- Task brief -
In the copy, every record below must appear exactly as given, and no picture may appear.

- Extracted records -
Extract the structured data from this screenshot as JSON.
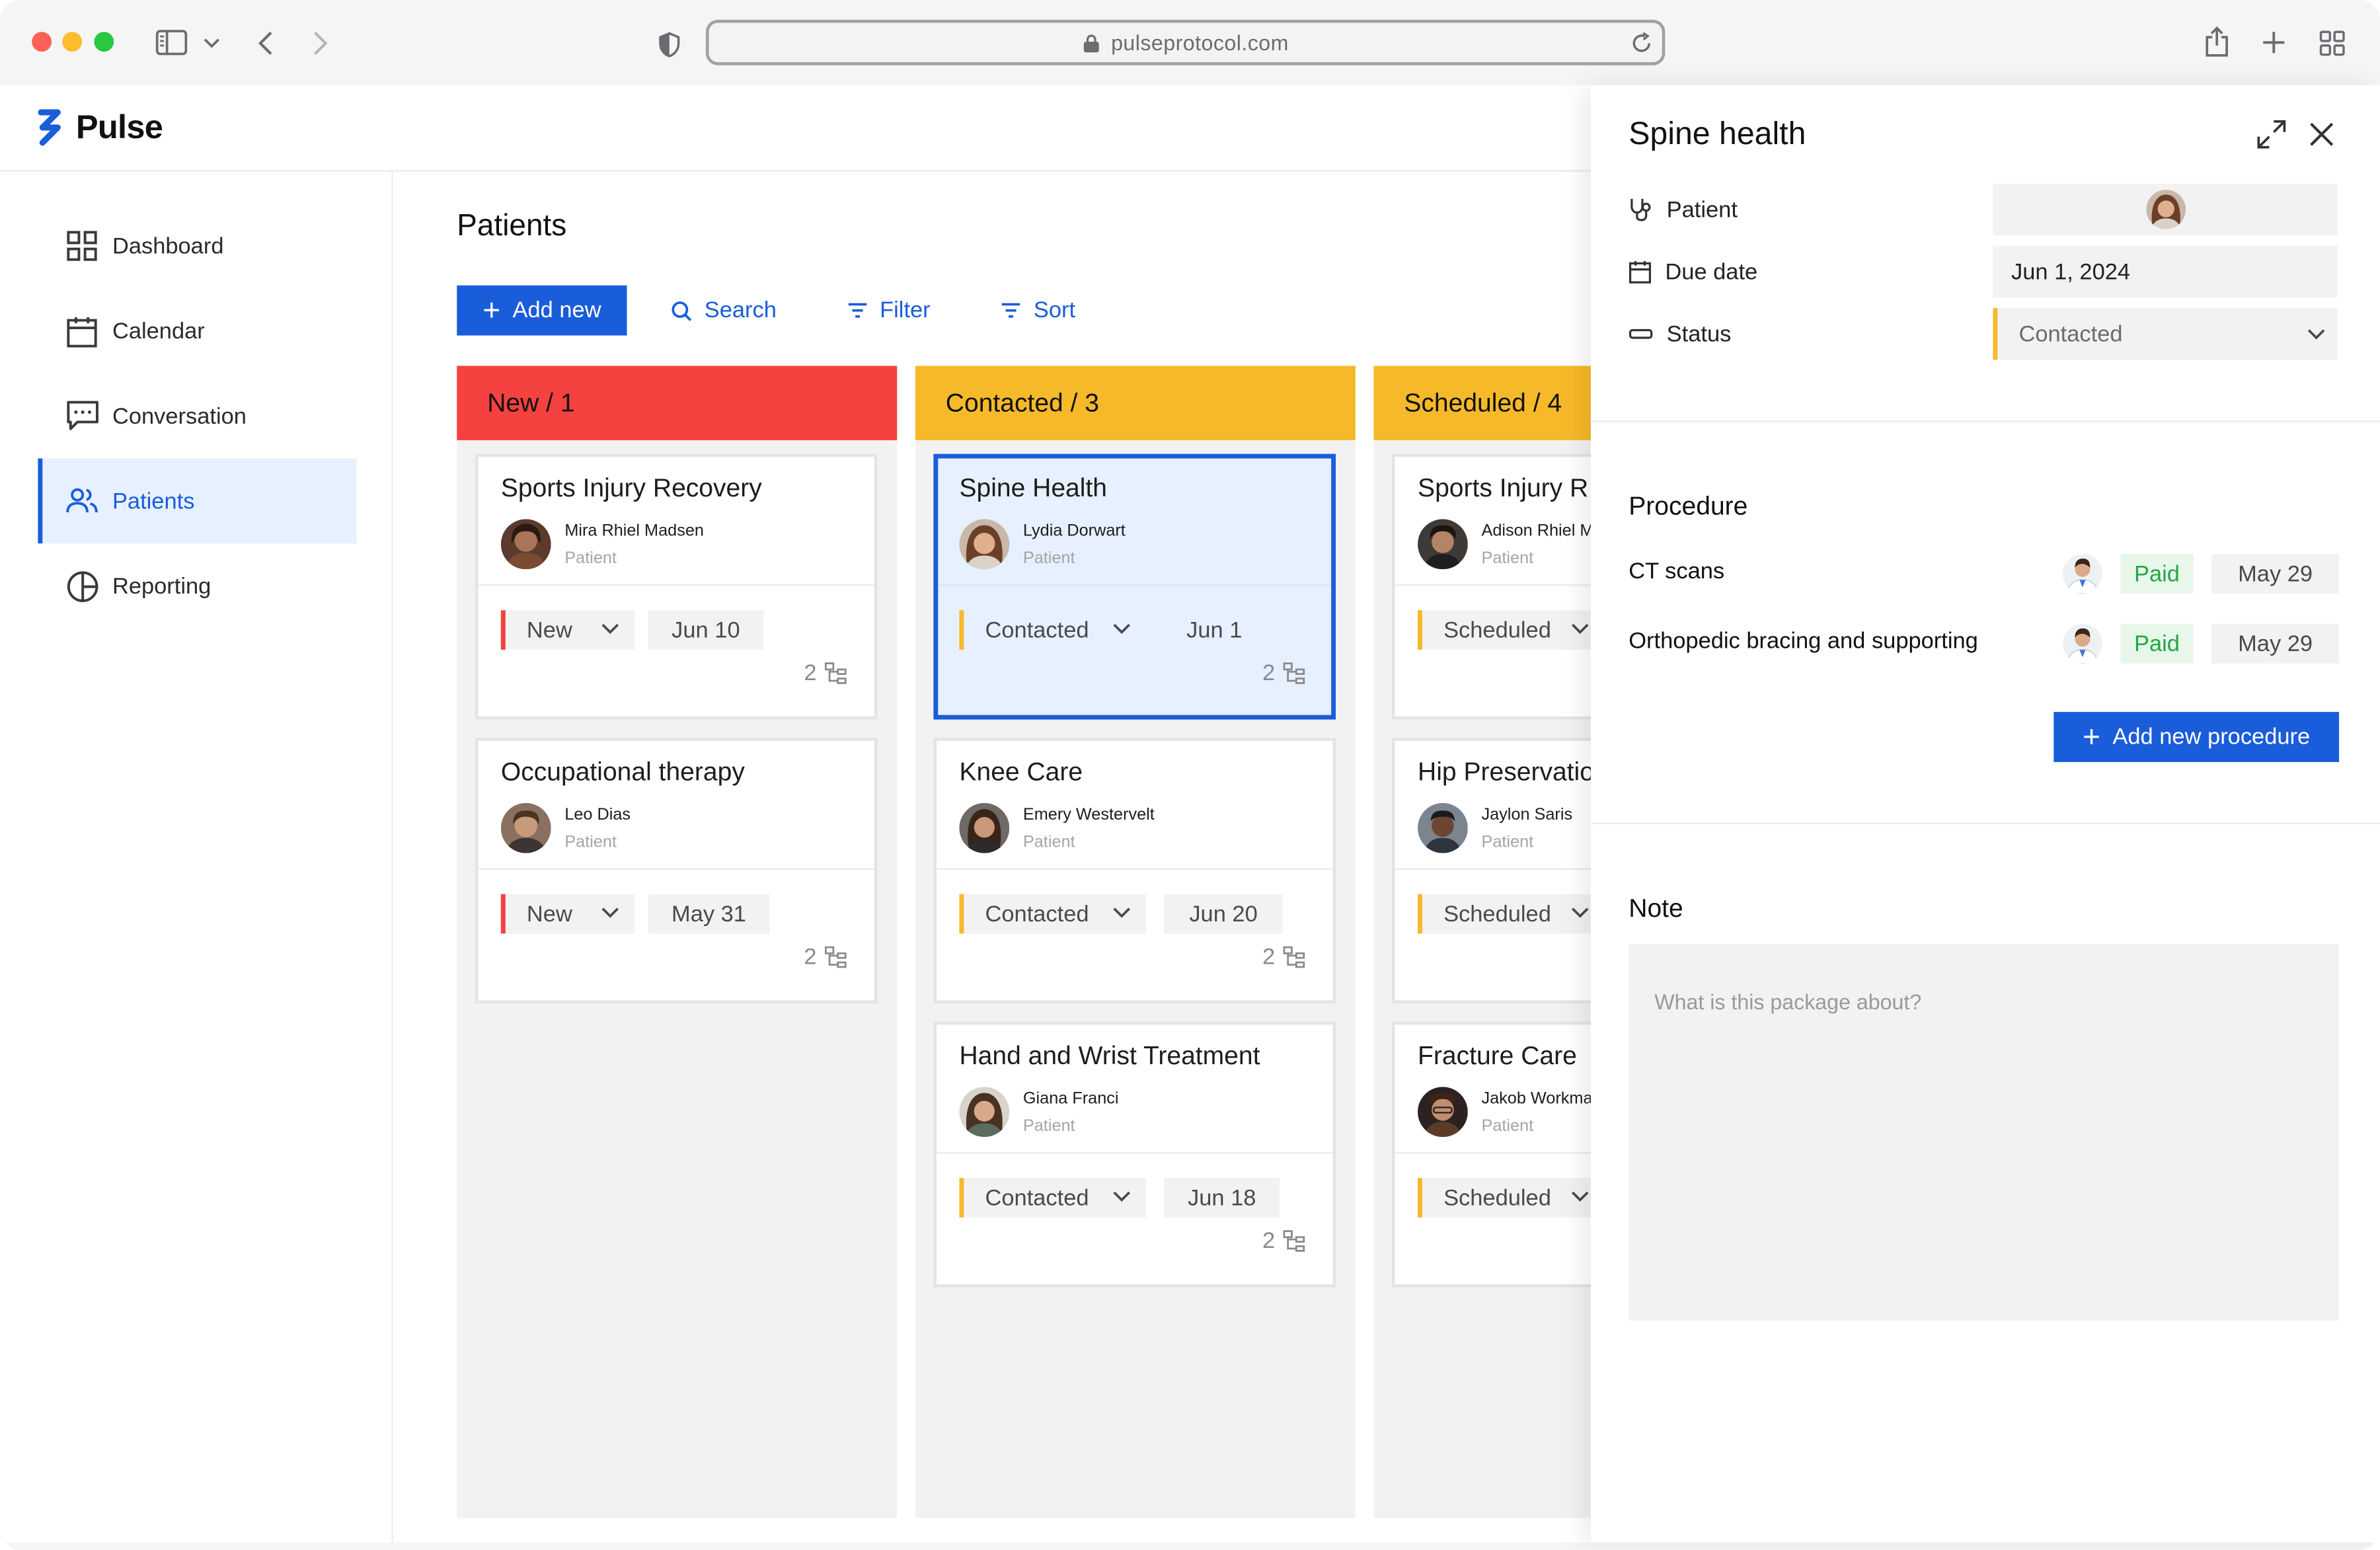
{
  "browser": {
    "url": "pulseprotocol.com"
  },
  "app": {
    "name": "Pulse",
    "brand_color": "#1a5ddb"
  },
  "sidebar": {
    "items": [
      {
        "label": "Dashboard",
        "icon": "grid-icon",
        "active": false
      },
      {
        "label": "Calendar",
        "icon": "calendar-icon",
        "active": false
      },
      {
        "label": "Conversation",
        "icon": "chat-icon",
        "active": false
      },
      {
        "label": "Patients",
        "icon": "users-icon",
        "active": true
      },
      {
        "label": "Reporting",
        "icon": "pie-chart-icon",
        "active": false
      }
    ]
  },
  "main": {
    "title": "Patients",
    "toolbar": {
      "add_label": "Add new",
      "search_label": "Search",
      "filter_label": "Filter",
      "sort_label": "Sort"
    },
    "columns": [
      {
        "title": "New / 1",
        "color": "#f5413f",
        "cards": [
          {
            "title": "Sports Injury Recovery",
            "patient": "Mira Rhiel Madsen",
            "role": "Patient",
            "status": "New",
            "date": "Jun 10",
            "count": "2"
          },
          {
            "title": "Occupational therapy",
            "patient": "Leo Dias",
            "role": "Patient",
            "status": "New",
            "date": "May 31",
            "count": "2"
          }
        ]
      },
      {
        "title": "Contacted / 3",
        "color": "#f6b929",
        "cards": [
          {
            "title": "Spine Health",
            "patient": "Lydia Dorwart",
            "role": "Patient",
            "status": "Contacted",
            "date": "Jun 1",
            "count": "2",
            "selected": true
          },
          {
            "title": "Knee Care",
            "patient": "Emery Westervelt",
            "role": "Patient",
            "status": "Contacted",
            "date": "Jun 20",
            "count": "2"
          },
          {
            "title": "Hand and Wrist Treatment",
            "patient": "Giana Franci",
            "role": "Patient",
            "status": "Contacted",
            "date": "Jun 18",
            "count": "2"
          }
        ]
      },
      {
        "title": "Scheduled / 4",
        "color": "#f6b929",
        "cards": [
          {
            "title": "Sports Injury R",
            "patient": "Adison Rhiel Ma",
            "role": "Patient",
            "status": "Scheduled"
          },
          {
            "title": "Hip Preservatio",
            "patient": "Jaylon Saris",
            "role": "Patient",
            "status": "Scheduled"
          },
          {
            "title": "Fracture Care",
            "patient": "Jakob Workman",
            "role": "Patient",
            "status": "Scheduled"
          }
        ]
      }
    ]
  },
  "panel": {
    "title": "Spine health",
    "props": {
      "patient_label": "Patient",
      "due_label": "Due date",
      "due_value": "Jun 1, 2024",
      "status_label": "Status",
      "status_value": "Contacted"
    },
    "procedure": {
      "title": "Procedure",
      "items": [
        {
          "name": "CT scans",
          "payment": "Paid",
          "date": "May 29"
        },
        {
          "name": "Orthopedic bracing and supporting",
          "payment": "Paid",
          "date": "May 29"
        }
      ],
      "add_label": "Add new procedure"
    },
    "note": {
      "title": "Note",
      "placeholder": "What is this package about?"
    }
  }
}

- Exercise output -
Extract the structured data from this screenshot as JSON.
{
  "browser": {
    "url": "pulseprotocol.com"
  },
  "app": {
    "name": "Pulse",
    "brand_color": "#1a5ddb"
  },
  "sidebar": {
    "items": [
      {
        "label": "Dashboard",
        "icon": "grid-icon",
        "active": false
      },
      {
        "label": "Calendar",
        "icon": "calendar-icon",
        "active": false
      },
      {
        "label": "Conversation",
        "icon": "chat-icon",
        "active": false
      },
      {
        "label": "Patients",
        "icon": "users-icon",
        "active": true
      },
      {
        "label": "Reporting",
        "icon": "pie-chart-icon",
        "active": false
      }
    ]
  },
  "main": {
    "title": "Patients",
    "toolbar": {
      "add_label": "Add new",
      "search_label": "Search",
      "filter_label": "Filter",
      "sort_label": "Sort"
    },
    "columns": [
      {
        "title": "New / 1",
        "color": "#f5413f",
        "cards": [
          {
            "title": "Sports Injury Recovery",
            "patient": "Mira Rhiel Madsen",
            "role": "Patient",
            "status": "New",
            "date": "Jun 10",
            "count": "2"
          },
          {
            "title": "Occupational therapy",
            "patient": "Leo Dias",
            "role": "Patient",
            "status": "New",
            "date": "May 31",
            "count": "2"
          }
        ]
      },
      {
        "title": "Contacted / 3",
        "color": "#f6b929",
        "cards": [
          {
            "title": "Spine Health",
            "patient": "Lydia Dorwart",
            "role": "Patient",
            "status": "Contacted",
            "date": "Jun 1",
            "count": "2",
            "selected": true
          },
          {
            "title": "Knee Care",
            "patient": "Emery Westervelt",
            "role": "Patient",
            "status": "Contacted",
            "date": "Jun 20",
            "count": "2"
          },
          {
            "title": "Hand and Wrist Treatment",
            "patient": "Giana Franci",
            "role": "Patient",
            "status": "Contacted",
            "date": "Jun 18",
            "count": "2"
          }
        ]
      },
      {
        "title": "Scheduled / 4",
        "color": "#f6b929",
        "cards": [
          {
            "title": "Sports Injury R",
            "patient": "Adison Rhiel Ma",
            "role": "Patient",
            "status": "Scheduled"
          },
          {
            "title": "Hip Preservatio",
            "patient": "Jaylon Saris",
            "role": "Patient",
            "status": "Scheduled"
          },
          {
            "title": "Fracture Care",
            "patient": "Jakob Workman",
            "role": "Patient",
            "status": "Scheduled"
          }
        ]
      }
    ]
  },
  "panel": {
    "title": "Spine health",
    "props": {
      "patient_label": "Patient",
      "due_label": "Due date",
      "due_value": "Jun 1, 2024",
      "status_label": "Status",
      "status_value": "Contacted"
    },
    "procedure": {
      "title": "Procedure",
      "items": [
        {
          "name": "CT scans",
          "payment": "Paid",
          "date": "May 29"
        },
        {
          "name": "Orthopedic bracing and supporting",
          "payment": "Paid",
          "date": "May 29"
        }
      ],
      "add_label": "Add new procedure"
    },
    "note": {
      "title": "Note",
      "placeholder": "What is this package about?"
    }
  }
}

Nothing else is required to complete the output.